Take every line that has the string "this" and copy it out.

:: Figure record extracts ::
--- START ---

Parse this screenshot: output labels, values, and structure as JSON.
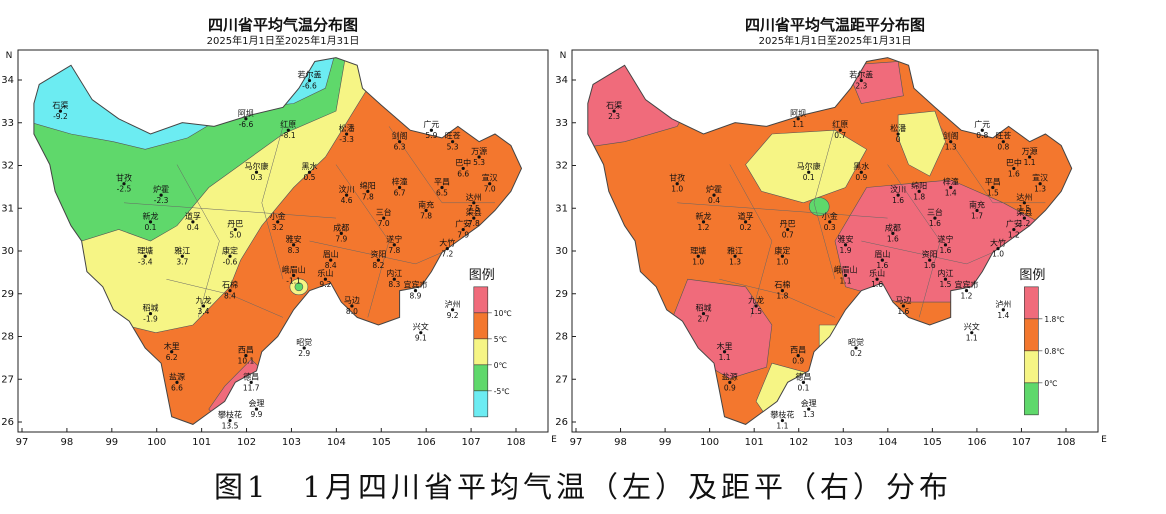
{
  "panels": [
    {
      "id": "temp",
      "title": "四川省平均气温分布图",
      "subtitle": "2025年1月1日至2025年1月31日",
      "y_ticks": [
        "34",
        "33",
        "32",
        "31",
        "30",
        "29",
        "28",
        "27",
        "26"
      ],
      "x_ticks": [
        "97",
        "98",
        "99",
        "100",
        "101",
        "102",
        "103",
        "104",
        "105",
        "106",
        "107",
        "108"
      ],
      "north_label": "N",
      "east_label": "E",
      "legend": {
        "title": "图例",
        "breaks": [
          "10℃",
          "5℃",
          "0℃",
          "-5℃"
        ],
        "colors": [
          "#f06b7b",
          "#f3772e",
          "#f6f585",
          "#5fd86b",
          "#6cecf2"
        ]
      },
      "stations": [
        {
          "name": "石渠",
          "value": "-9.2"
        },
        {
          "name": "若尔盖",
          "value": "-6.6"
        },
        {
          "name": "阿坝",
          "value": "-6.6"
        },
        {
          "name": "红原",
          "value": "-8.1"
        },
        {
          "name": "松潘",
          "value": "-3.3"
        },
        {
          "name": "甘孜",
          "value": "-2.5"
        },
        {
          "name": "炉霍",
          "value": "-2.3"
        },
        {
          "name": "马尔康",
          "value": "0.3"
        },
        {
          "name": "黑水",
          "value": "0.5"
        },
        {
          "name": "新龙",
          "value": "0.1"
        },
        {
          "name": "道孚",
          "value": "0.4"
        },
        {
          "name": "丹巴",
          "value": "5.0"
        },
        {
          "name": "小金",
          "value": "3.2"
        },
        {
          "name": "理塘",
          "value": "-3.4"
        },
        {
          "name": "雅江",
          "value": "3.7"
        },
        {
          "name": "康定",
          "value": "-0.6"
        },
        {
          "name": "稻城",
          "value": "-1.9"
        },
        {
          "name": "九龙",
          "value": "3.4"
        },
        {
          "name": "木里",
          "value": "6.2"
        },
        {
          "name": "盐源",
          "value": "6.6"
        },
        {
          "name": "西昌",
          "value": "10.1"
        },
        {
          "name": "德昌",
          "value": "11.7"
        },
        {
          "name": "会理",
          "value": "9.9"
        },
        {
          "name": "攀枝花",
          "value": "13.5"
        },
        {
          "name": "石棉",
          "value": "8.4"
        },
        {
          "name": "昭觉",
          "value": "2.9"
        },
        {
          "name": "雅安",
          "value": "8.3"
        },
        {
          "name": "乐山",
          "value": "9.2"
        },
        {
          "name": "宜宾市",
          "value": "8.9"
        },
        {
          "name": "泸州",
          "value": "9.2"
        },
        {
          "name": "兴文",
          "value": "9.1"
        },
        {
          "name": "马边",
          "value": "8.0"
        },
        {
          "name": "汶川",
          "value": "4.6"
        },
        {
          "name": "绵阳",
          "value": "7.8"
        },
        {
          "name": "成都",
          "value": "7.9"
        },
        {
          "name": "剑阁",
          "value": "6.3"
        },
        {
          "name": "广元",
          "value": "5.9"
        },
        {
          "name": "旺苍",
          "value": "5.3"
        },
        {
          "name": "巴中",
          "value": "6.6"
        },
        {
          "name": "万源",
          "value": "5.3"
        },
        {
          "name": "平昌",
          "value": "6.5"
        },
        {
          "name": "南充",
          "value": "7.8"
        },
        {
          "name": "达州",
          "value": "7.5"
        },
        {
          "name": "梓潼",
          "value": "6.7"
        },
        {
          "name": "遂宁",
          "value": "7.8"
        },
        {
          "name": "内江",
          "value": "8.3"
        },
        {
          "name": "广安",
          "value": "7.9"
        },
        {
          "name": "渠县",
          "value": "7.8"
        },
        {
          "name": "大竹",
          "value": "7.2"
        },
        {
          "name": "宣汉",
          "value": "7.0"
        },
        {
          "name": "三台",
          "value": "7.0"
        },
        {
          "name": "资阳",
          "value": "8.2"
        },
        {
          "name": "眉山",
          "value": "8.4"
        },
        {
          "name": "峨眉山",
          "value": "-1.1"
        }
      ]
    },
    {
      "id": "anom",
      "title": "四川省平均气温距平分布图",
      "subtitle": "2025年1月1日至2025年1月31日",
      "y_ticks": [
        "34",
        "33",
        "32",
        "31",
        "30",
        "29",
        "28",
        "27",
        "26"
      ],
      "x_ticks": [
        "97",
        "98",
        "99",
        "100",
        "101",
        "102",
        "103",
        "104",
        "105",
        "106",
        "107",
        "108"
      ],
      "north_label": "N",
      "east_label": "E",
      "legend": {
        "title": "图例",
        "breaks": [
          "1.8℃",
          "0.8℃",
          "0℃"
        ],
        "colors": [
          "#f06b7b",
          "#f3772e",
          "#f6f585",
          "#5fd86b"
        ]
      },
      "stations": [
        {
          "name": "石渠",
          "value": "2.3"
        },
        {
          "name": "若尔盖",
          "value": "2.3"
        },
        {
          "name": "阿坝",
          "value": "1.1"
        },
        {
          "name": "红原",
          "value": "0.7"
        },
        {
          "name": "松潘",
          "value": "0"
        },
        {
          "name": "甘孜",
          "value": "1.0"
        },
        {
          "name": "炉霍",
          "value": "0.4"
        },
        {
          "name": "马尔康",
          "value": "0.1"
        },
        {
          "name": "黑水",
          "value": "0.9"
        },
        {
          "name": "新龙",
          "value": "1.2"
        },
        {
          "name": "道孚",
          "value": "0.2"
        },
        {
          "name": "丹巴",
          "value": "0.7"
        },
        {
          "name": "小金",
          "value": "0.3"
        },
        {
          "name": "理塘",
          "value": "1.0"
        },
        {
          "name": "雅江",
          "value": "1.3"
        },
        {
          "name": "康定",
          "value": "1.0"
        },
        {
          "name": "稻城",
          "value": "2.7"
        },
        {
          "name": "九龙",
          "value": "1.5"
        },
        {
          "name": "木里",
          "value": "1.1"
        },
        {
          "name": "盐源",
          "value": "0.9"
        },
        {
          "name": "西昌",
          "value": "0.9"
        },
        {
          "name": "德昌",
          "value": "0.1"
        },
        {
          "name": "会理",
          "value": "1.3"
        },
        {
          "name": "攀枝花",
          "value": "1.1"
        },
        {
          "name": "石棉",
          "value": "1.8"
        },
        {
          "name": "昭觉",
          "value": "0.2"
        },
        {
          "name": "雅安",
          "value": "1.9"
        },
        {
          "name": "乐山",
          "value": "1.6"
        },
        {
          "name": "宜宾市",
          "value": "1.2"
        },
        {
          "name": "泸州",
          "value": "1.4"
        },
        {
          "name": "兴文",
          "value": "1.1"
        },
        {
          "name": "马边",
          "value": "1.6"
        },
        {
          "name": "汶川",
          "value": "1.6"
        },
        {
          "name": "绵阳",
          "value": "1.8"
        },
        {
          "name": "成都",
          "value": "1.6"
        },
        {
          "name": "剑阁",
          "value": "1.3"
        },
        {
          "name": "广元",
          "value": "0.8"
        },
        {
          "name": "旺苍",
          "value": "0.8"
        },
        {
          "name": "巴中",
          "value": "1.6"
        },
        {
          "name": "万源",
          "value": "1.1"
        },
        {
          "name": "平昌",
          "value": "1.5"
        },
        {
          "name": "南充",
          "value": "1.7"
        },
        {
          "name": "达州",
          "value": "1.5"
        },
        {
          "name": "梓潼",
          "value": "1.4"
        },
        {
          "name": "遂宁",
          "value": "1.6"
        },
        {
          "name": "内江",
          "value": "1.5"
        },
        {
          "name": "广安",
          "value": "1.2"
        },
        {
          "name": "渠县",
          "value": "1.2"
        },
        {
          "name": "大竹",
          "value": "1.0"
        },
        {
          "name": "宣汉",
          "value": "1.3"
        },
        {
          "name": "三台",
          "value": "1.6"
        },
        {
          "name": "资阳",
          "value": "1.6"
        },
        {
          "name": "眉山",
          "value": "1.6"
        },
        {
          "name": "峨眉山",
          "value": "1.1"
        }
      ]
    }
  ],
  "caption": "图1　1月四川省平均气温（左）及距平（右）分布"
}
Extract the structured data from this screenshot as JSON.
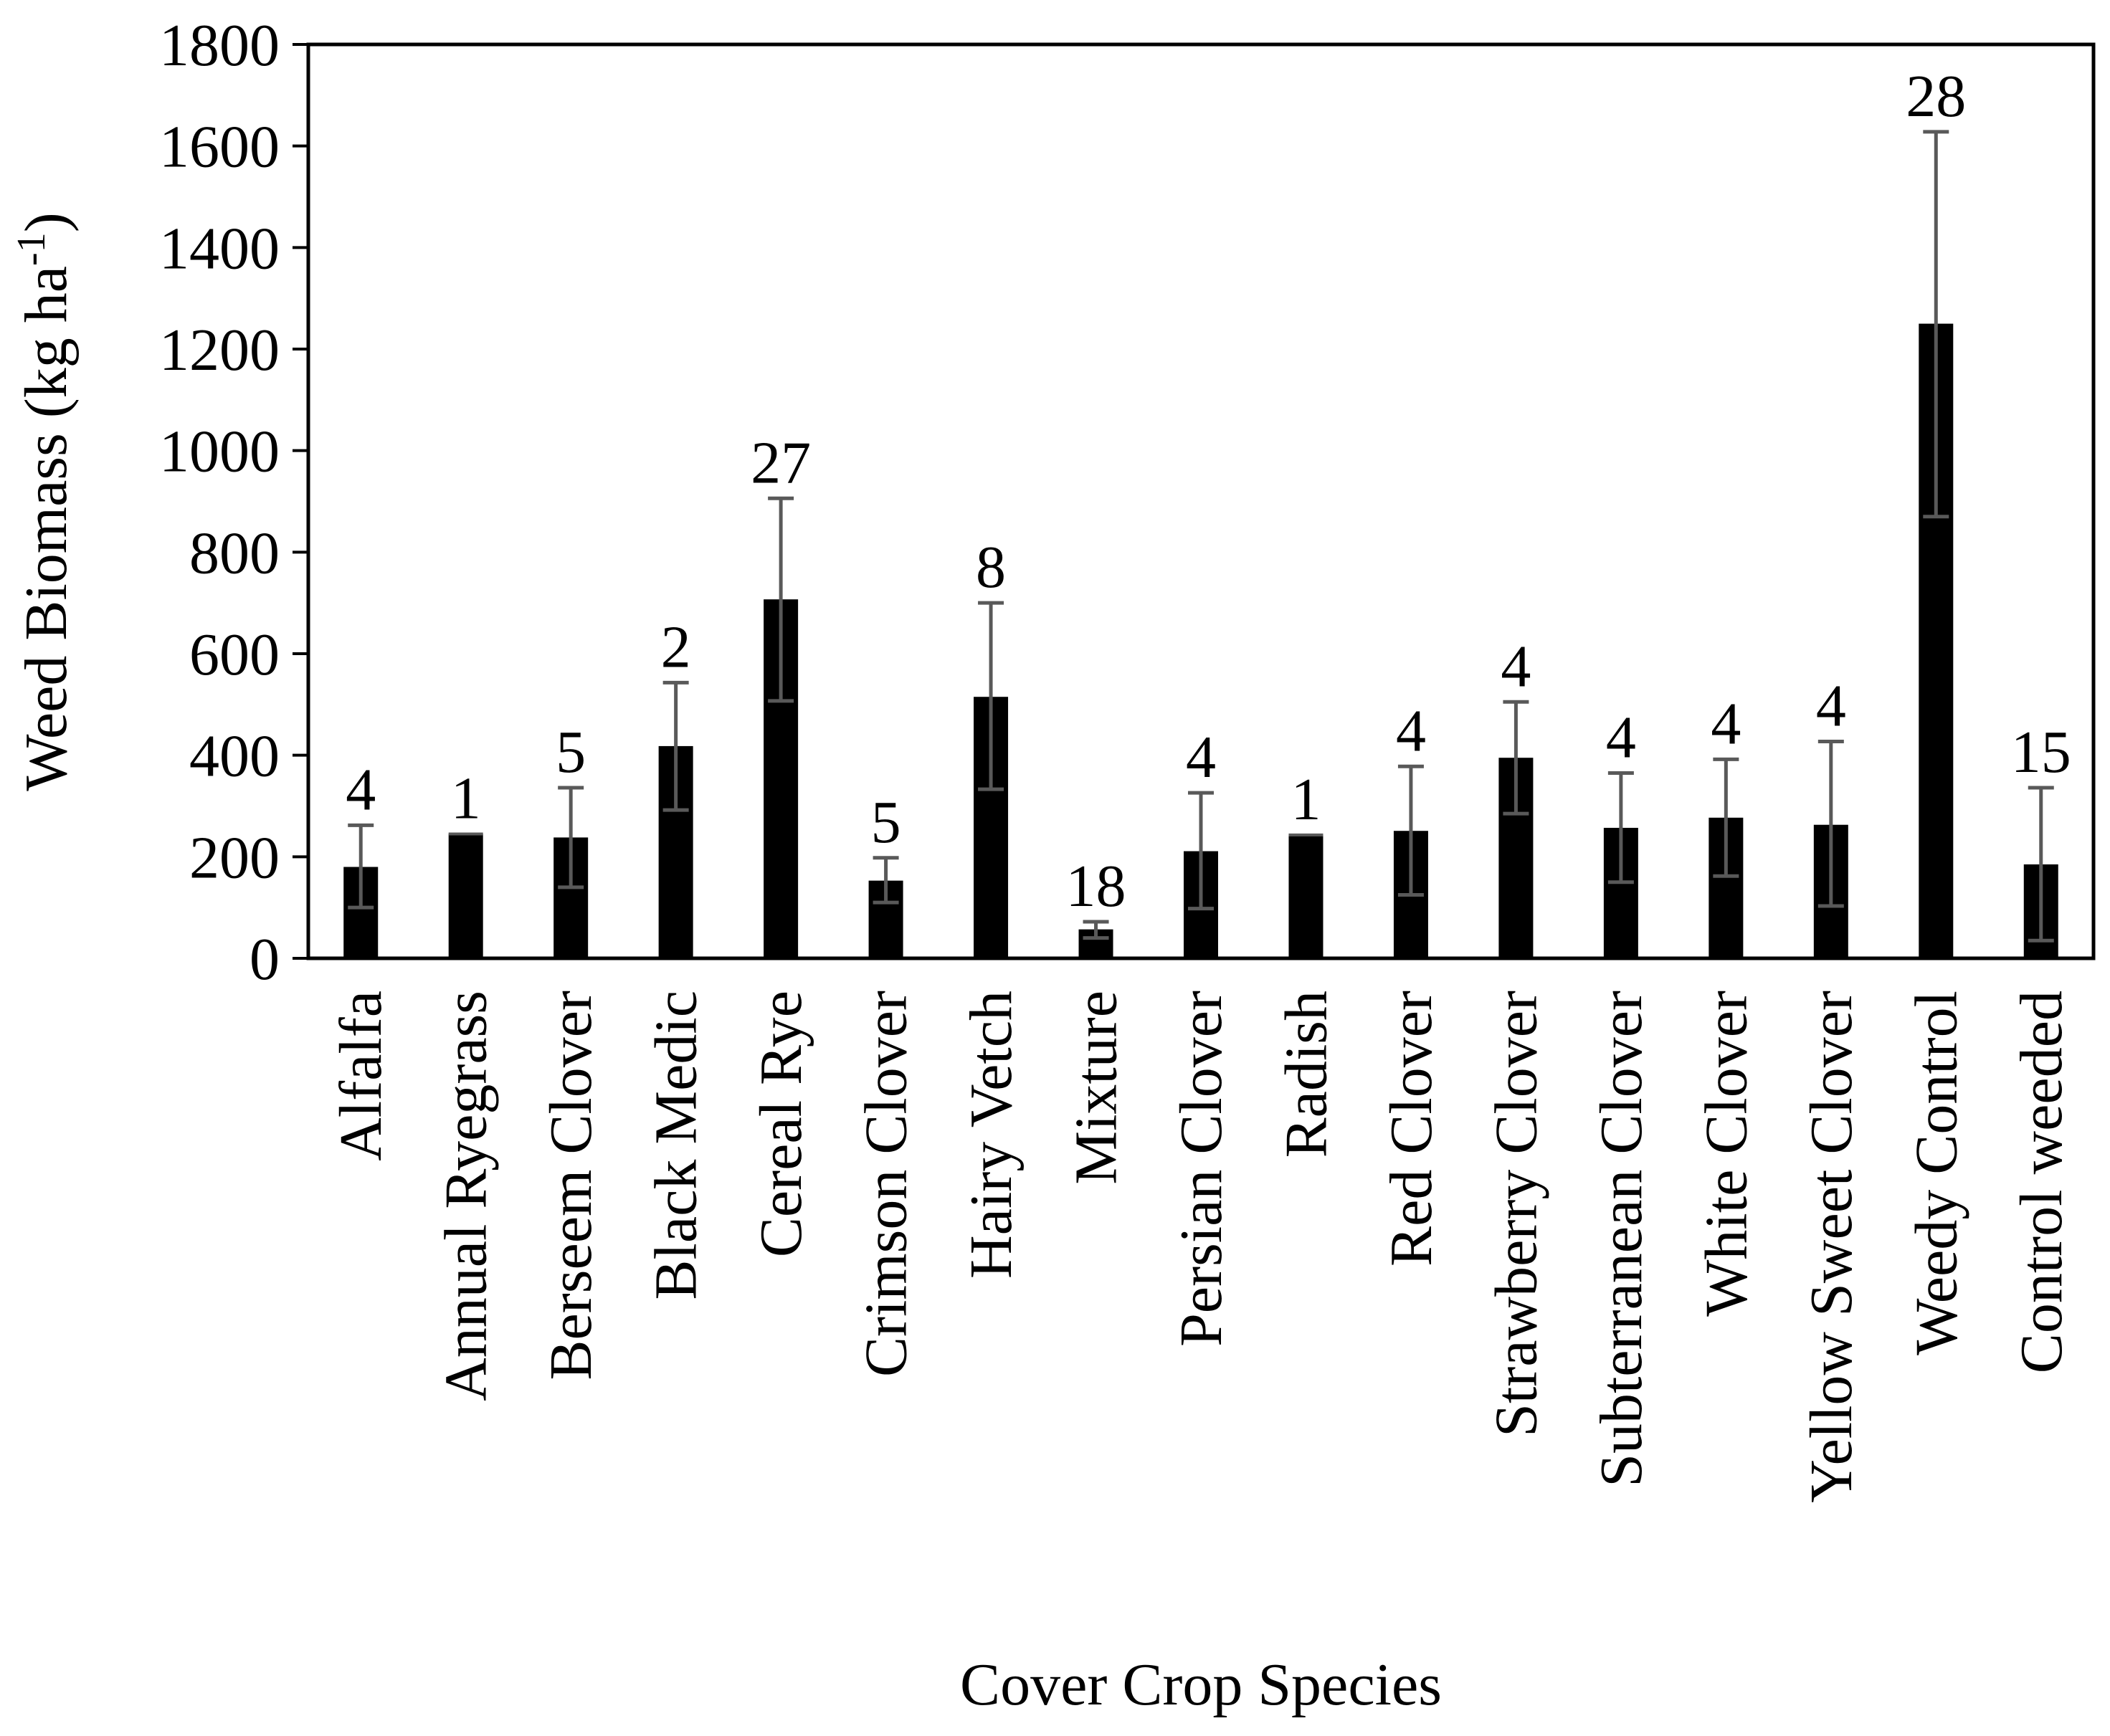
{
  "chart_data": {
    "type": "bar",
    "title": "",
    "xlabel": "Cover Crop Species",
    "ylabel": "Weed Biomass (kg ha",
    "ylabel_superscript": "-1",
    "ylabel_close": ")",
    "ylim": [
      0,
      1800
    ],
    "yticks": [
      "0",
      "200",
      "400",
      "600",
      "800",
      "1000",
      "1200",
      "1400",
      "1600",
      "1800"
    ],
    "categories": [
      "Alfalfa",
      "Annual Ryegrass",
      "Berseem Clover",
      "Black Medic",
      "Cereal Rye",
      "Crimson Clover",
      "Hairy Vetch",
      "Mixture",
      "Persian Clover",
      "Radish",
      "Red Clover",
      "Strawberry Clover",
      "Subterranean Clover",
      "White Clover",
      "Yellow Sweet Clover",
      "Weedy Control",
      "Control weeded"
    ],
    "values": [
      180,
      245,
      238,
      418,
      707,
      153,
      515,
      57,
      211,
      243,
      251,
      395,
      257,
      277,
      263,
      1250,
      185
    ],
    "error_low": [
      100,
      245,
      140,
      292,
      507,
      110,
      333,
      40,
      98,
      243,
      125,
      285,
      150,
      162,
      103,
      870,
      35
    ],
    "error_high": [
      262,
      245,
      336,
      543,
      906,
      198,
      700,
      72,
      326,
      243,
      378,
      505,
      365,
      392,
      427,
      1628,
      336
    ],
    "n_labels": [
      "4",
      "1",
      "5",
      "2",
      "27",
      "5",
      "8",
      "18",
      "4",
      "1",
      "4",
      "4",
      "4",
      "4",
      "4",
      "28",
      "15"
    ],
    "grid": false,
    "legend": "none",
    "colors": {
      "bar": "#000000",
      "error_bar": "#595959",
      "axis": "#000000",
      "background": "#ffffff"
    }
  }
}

--- END ---

:: Complete output ::
Parse this screenshot: output labels, values, and structure as JSON.
Extract the structured data from this screenshot as JSON.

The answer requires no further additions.